> _Raw records_:

══════

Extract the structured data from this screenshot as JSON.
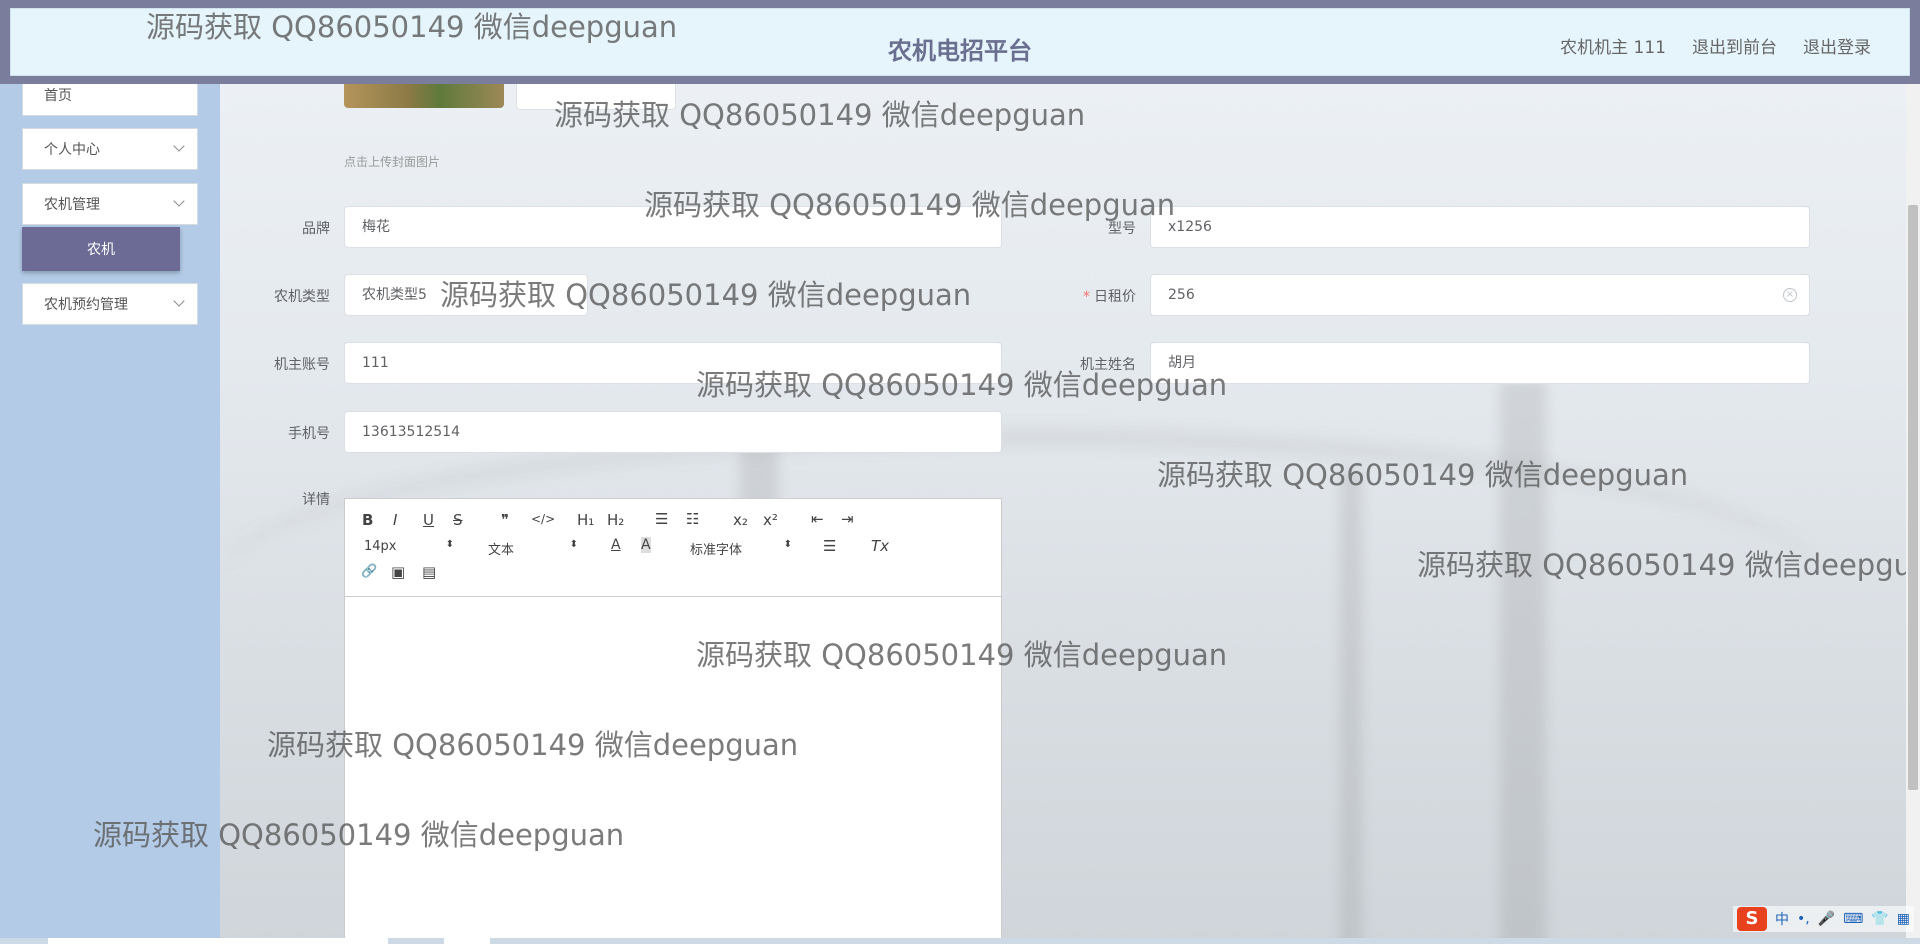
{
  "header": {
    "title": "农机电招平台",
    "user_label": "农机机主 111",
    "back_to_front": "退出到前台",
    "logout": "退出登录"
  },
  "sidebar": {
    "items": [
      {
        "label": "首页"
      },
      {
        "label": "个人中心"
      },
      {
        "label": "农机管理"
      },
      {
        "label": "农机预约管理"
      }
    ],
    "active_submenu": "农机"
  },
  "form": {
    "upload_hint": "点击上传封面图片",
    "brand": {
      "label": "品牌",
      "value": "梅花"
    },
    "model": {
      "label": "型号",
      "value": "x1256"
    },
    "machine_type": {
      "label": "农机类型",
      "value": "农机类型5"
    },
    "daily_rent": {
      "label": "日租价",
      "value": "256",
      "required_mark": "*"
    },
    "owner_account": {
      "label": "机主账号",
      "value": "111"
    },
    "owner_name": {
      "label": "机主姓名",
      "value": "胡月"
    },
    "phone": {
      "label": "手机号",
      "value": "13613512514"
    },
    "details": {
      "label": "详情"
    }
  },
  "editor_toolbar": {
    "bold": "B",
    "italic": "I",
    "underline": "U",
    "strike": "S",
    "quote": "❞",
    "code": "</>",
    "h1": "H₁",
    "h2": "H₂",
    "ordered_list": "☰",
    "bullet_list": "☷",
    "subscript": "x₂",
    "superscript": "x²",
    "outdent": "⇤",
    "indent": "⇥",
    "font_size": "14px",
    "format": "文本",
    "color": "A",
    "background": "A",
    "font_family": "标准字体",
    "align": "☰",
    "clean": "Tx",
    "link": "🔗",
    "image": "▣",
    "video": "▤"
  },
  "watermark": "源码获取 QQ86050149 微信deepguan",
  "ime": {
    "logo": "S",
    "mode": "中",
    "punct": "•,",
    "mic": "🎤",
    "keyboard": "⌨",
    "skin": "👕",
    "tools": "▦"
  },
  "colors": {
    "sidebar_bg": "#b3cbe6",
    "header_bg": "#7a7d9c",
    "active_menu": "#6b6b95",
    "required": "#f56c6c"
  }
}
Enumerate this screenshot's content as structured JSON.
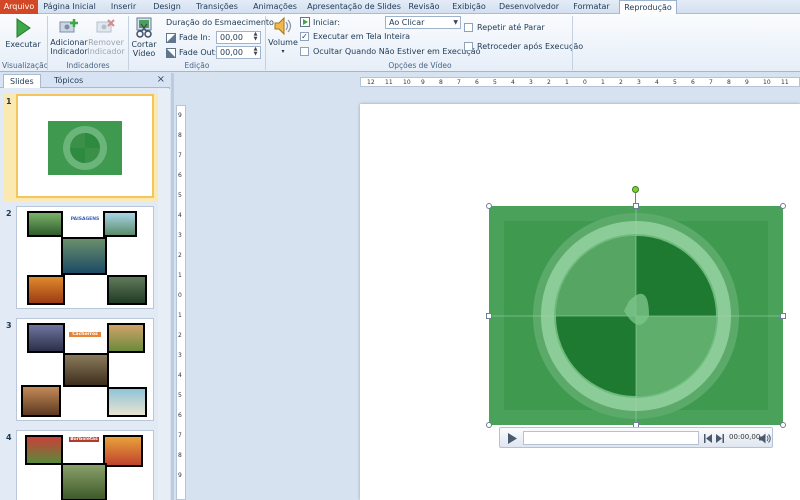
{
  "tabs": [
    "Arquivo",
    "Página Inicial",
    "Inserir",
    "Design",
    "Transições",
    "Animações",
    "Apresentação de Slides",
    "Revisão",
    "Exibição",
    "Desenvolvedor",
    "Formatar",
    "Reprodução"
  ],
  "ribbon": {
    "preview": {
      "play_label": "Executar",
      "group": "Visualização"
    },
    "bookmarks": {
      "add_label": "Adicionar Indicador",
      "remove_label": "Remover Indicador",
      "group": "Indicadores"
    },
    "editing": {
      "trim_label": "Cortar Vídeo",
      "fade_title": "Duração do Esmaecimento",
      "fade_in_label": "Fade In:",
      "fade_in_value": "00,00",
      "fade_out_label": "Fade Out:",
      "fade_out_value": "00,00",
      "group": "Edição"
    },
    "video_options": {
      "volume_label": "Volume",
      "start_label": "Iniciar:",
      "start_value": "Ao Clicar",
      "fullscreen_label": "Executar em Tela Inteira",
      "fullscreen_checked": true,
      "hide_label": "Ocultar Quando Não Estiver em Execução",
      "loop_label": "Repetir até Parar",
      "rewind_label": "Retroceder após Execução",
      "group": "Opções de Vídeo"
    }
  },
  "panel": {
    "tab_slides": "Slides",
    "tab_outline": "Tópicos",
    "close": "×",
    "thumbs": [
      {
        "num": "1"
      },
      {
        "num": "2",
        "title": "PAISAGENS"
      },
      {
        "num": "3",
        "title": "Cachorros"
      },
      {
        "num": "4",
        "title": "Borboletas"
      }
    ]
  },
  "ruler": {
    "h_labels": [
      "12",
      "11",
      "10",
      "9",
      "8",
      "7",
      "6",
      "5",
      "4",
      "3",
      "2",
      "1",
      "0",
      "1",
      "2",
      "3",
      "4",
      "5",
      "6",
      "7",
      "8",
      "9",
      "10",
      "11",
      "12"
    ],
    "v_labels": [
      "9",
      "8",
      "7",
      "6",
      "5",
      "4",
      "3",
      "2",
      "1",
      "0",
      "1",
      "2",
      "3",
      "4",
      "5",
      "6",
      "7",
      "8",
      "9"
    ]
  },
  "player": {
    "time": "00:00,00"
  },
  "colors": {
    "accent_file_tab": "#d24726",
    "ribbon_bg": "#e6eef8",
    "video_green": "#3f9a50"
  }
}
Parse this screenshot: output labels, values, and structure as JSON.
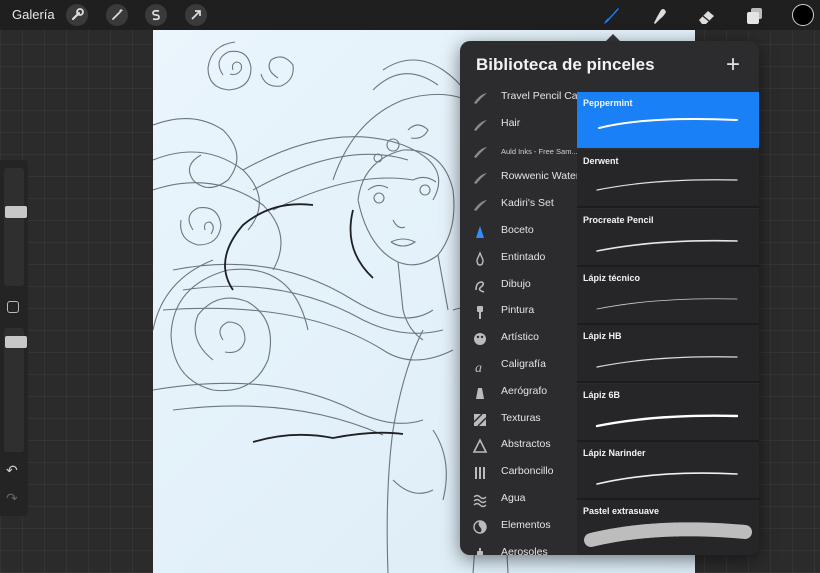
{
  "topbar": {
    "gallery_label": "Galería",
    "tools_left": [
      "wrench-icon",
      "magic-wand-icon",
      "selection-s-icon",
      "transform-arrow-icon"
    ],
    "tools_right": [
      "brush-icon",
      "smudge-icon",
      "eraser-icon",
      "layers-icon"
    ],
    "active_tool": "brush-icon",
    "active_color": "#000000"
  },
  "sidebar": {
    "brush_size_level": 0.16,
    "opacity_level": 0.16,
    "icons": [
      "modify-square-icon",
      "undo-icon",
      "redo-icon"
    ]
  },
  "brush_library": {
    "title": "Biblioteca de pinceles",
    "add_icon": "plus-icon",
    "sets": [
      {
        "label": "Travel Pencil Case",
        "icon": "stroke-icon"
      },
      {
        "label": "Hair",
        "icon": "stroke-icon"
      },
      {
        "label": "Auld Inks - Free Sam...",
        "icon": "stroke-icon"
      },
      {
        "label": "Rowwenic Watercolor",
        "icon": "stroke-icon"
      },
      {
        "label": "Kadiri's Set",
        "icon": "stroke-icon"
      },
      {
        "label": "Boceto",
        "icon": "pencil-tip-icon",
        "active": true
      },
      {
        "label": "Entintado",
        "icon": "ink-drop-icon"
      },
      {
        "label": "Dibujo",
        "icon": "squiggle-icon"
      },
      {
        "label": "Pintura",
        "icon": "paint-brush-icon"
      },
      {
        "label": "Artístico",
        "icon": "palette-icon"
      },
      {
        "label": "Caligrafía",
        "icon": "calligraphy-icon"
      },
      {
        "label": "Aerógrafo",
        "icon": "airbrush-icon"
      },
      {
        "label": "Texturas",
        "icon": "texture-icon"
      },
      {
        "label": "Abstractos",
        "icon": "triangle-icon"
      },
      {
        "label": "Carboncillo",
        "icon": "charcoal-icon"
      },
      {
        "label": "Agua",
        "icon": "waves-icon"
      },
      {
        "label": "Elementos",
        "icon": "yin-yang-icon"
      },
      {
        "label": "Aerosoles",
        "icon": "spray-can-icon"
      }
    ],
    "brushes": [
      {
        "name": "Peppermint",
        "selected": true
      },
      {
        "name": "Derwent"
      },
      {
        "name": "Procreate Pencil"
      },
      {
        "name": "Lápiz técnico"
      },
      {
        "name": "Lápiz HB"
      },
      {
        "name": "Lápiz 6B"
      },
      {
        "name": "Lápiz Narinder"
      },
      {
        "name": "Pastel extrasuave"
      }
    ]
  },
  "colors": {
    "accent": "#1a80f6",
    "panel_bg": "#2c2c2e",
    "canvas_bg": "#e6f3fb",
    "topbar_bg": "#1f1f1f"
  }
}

══════

> _The task_:
Do not include images; quote all of the entries above exactly.

> _The answer_:
Extract the structured data from this screenshot as JSON.
{
  "header": {
    "title": "农机电招平台",
    "user_label": "农机机主 111",
    "back_to_front": "退出到前台",
    "logout": "退出登录"
  },
  "sidebar": {
    "items": [
      {
        "label": "首页"
      },
      {
        "label": "个人中心"
      },
      {
        "label": "农机管理"
      },
      {
        "label": "农机预约管理"
      }
    ],
    "active_submenu": "农机"
  },
  "form": {
    "upload_hint": "点击上传封面图片",
    "brand": {
      "label": "品牌",
      "value": "梅花"
    },
    "model": {
      "label": "型号",
      "value": "x1256"
    },
    "machine_type": {
      "label": "农机类型",
      "value": "农机类型5"
    },
    "daily_rent": {
      "label": "日租价",
      "value": "256",
      "required_mark": "*"
    },
    "owner_account": {
      "label": "机主账号",
      "value": "111"
    },
    "owner_name": {
      "label": "机主姓名",
      "value": "胡月"
    },
    "phone": {
      "label": "手机号",
      "value": "13613512514"
    },
    "details": {
      "label": "详情"
    }
  },
  "editor_toolbar": {
    "bold": "B",
    "italic": "I",
    "underline": "U",
    "strike": "S",
    "quote": "❞",
    "code": "</>",
    "h1": "H₁",
    "h2": "H₂",
    "ordered_list": "☰",
    "bullet_list": "☷",
    "subscript": "x₂",
    "superscript": "x²",
    "outdent": "⇤",
    "indent": "⇥",
    "font_size": "14px",
    "format": "文本",
    "color": "A",
    "background": "A",
    "font_family": "标准字体",
    "align": "☰",
    "clean": "Tx",
    "link": "🔗",
    "image": "▣",
    "video": "▤"
  },
  "watermark": "源码获取 QQ86050149 微信deepguan",
  "ime": {
    "logo": "S",
    "mode": "中",
    "punct": "•,",
    "mic": "🎤",
    "keyboard": "⌨",
    "skin": "👕",
    "tools": "▦"
  },
  "colors": {
    "sidebar_bg": "#b3cbe6",
    "header_bg": "#7a7d9c",
    "active_menu": "#6b6b95",
    "required": "#f56c6c"
  }
}
Enumerate this screenshot's content as structured JSON.
{
  "tabs": [
    "Arquivo",
    "Página Inicial",
    "Inserir",
    "Design",
    "Transições",
    "Animações",
    "Apresentação de Slides",
    "Revisão",
    "Exibição",
    "Desenvolvedor",
    "Formatar",
    "Reprodução"
  ],
  "ribbon": {
    "preview": {
      "play_label": "Executar",
      "group": "Visualização"
    },
    "bookmarks": {
      "add_label": "Adicionar Indicador",
      "remove_label": "Remover Indicador",
      "group": "Indicadores"
    },
    "editing": {
      "trim_label": "Cortar Vídeo",
      "fade_title": "Duração do Esmaecimento",
      "fade_in_label": "Fade In:",
      "fade_in_value": "00,00",
      "fade_out_label": "Fade Out:",
      "fade_out_value": "00,00",
      "group": "Edição"
    },
    "video_options": {
      "volume_label": "Volume",
      "start_label": "Iniciar:",
      "start_value": "Ao Clicar",
      "fullscreen_label": "Executar em Tela Inteira",
      "fullscreen_checked": true,
      "hide_label": "Ocultar Quando Não Estiver em Execução",
      "loop_label": "Repetir até Parar",
      "rewind_label": "Retroceder após Execução",
      "group": "Opções de Vídeo"
    }
  },
  "panel": {
    "tab_slides": "Slides",
    "tab_outline": "Tópicos",
    "close": "×",
    "thumbs": [
      {
        "num": "1"
      },
      {
        "num": "2",
        "title": "PAISAGENS"
      },
      {
        "num": "3",
        "title": "Cachorros"
      },
      {
        "num": "4",
        "title": "Borboletas"
      }
    ]
  },
  "ruler": {
    "h_labels": [
      "12",
      "11",
      "10",
      "9",
      "8",
      "7",
      "6",
      "5",
      "4",
      "3",
      "2",
      "1",
      "0",
      "1",
      "2",
      "3",
      "4",
      "5",
      "6",
      "7",
      "8",
      "9",
      "10",
      "11",
      "12"
    ],
    "v_labels": [
      "9",
      "8",
      "7",
      "6",
      "5",
      "4",
      "3",
      "2",
      "1",
      "0",
      "1",
      "2",
      "3",
      "4",
      "5",
      "6",
      "7",
      "8",
      "9"
    ]
  },
  "player": {
    "time": "00:00,00"
  },
  "colors": {
    "accent_file_tab": "#d24726",
    "ribbon_bg": "#e6eef8",
    "video_green": "#3f9a50"
  }
}
Parse this screenshot: output labels, values, and structure as JSON.
{
  "topbar": {
    "gallery_label": "Galería",
    "tools_left": [
      "wrench-icon",
      "magic-wand-icon",
      "selection-s-icon",
      "transform-arrow-icon"
    ],
    "tools_right": [
      "brush-icon",
      "smudge-icon",
      "eraser-icon",
      "layers-icon"
    ],
    "active_tool": "brush-icon",
    "active_color": "#000000"
  },
  "sidebar": {
    "brush_size_level": 0.16,
    "opacity_level": 0.16,
    "icons": [
      "modify-square-icon",
      "undo-icon",
      "redo-icon"
    ]
  },
  "brush_library": {
    "title": "Biblioteca de pinceles",
    "add_icon": "plus-icon",
    "sets": [
      {
        "label": "Travel Pencil Case",
        "icon": "stroke-icon"
      },
      {
        "label": "Hair",
        "icon": "stroke-icon"
      },
      {
        "label": "Auld Inks - Free Sam...",
        "icon": "stroke-icon"
      },
      {
        "label": "Rowwenic Watercolor",
        "icon": "stroke-icon"
      },
      {
        "label": "Kadiri's Set",
        "icon": "stroke-icon"
      },
      {
        "label": "Boceto",
        "icon": "pencil-tip-icon",
        "active": true
      },
      {
        "label": "Entintado",
        "icon": "ink-drop-icon"
      },
      {
        "label": "Dibujo",
        "icon": "squiggle-icon"
      },
      {
        "label": "Pintura",
        "icon": "paint-brush-icon"
      },
      {
        "label": "Artístico",
        "icon": "palette-icon"
      },
      {
        "label": "Caligrafía",
        "icon": "calligraphy-icon"
      },
      {
        "label": "Aerógrafo",
        "icon": "airbrush-icon"
      },
      {
        "label": "Texturas",
        "icon": "texture-icon"
      },
      {
        "label": "Abstractos",
        "icon": "triangle-icon"
      },
      {
        "label": "Carboncillo",
        "icon": "charcoal-icon"
      },
      {
        "label": "Agua",
        "icon": "waves-icon"
      },
      {
        "label": "Elementos",
        "icon": "yin-yang-icon"
      },
      {
        "label": "Aerosoles",
        "icon": "spray-can-icon"
      }
    ],
    "brushes": [
      {
        "name": "Peppermint",
        "selected": true
      },
      {
        "name": "Derwent"
      },
      {
        "name": "Procreate Pencil"
      },
      {
        "name": "Lápiz técnico"
      },
      {
        "name": "Lápiz HB"
      },
      {
        "name": "Lápiz 6B"
      },
      {
        "name": "Lápiz Narinder"
      },
      {
        "name": "Pastel extrasuave"
      }
    ]
  },
  "colors": {
    "accent": "#1a80f6",
    "panel_bg": "#2c2c2e",
    "canvas_bg": "#e6f3fb",
    "topbar_bg": "#1f1f1f"
  }
}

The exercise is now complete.